TASK DIRECTIONS → Report all lines from the entries below in which "want" appears.
* Start *
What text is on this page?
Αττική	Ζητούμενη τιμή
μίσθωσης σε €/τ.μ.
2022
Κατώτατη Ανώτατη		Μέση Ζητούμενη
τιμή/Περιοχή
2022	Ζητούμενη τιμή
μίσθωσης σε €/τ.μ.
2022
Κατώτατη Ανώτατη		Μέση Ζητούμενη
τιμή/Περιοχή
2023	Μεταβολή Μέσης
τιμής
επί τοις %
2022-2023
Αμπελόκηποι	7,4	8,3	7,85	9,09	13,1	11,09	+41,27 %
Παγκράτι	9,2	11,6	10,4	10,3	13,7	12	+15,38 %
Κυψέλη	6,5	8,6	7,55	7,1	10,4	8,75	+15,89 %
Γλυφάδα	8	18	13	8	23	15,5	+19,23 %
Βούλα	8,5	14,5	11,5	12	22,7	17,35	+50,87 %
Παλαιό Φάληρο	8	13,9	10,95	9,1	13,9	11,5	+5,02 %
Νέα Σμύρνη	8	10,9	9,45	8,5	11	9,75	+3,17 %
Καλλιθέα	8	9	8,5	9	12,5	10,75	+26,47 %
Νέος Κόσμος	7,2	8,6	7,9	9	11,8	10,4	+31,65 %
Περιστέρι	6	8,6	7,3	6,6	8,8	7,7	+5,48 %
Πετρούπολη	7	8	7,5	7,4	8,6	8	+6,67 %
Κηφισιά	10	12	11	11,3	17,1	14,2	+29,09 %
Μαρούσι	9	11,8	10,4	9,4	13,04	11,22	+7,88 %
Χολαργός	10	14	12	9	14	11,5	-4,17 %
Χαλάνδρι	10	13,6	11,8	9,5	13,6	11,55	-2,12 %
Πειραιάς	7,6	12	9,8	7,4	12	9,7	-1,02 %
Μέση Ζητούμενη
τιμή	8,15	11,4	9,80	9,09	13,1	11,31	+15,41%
* End *
* Start *
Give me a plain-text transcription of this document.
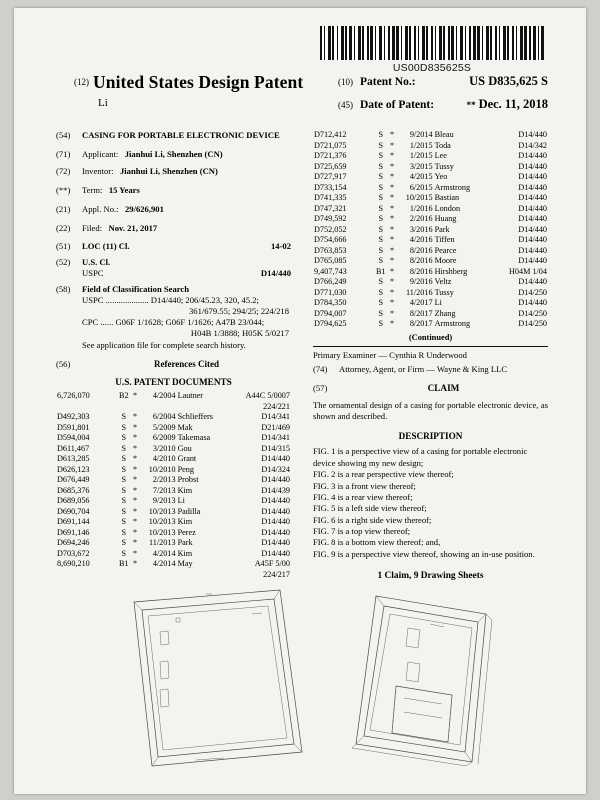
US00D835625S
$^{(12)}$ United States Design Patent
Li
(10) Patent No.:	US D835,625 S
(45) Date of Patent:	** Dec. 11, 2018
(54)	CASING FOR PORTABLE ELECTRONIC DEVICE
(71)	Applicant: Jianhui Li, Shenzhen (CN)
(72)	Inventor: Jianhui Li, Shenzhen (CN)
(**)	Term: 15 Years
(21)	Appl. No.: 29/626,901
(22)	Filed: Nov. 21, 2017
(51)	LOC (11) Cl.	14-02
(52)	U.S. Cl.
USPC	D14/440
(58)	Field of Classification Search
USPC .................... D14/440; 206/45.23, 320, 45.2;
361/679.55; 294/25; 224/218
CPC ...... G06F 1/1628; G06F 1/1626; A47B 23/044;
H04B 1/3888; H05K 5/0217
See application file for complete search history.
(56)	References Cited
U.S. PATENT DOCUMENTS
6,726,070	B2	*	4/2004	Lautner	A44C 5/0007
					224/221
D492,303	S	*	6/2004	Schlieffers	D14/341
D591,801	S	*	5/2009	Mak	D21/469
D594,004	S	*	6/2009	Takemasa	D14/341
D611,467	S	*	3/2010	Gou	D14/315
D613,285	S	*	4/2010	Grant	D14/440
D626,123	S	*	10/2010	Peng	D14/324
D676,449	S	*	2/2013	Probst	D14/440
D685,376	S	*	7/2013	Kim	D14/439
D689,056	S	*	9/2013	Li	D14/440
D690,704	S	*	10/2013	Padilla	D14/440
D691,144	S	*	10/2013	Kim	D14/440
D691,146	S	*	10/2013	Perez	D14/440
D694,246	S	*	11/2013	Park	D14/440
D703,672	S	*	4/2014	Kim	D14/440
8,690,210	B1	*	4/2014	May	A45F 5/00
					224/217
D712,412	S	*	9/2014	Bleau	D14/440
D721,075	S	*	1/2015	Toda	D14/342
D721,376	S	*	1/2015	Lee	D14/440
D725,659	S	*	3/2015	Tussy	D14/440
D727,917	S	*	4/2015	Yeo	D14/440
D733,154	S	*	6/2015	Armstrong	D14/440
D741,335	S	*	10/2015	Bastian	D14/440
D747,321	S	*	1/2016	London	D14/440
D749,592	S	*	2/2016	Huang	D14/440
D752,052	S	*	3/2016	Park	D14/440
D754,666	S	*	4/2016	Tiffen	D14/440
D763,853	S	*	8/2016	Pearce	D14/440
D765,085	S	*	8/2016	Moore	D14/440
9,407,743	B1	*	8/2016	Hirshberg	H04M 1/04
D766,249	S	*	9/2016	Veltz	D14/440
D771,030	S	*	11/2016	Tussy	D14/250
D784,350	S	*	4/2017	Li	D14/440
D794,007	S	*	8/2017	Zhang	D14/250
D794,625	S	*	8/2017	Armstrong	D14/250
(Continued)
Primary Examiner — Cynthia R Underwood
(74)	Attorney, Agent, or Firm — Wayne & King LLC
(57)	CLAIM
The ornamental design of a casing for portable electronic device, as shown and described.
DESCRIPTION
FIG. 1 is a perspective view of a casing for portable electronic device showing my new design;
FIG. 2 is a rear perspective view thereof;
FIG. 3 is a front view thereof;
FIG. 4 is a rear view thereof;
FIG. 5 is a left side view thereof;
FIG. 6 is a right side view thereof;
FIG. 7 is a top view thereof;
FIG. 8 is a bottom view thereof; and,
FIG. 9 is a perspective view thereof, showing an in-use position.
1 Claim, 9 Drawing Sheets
* End *
* Start *
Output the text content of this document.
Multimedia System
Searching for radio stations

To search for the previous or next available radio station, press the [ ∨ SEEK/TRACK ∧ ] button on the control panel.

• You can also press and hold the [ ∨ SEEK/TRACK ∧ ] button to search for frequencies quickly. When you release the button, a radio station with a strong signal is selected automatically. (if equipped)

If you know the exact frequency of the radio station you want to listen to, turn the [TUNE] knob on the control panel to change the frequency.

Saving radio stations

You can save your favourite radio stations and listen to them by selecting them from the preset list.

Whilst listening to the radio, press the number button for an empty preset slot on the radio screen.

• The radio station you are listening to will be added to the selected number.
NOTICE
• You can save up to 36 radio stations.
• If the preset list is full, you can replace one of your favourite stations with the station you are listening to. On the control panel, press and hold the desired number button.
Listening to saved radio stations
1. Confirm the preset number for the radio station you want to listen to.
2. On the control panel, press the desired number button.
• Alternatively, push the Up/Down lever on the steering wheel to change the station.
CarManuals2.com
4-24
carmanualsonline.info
* End *
RESPONSE TO THIS TASK →
If you know the exact frequency of the radio station you want to listen to, turn the [TUNE] knob on the control panel to change the frequency.
1. Confirm the preset number for the radio station you want to listen to.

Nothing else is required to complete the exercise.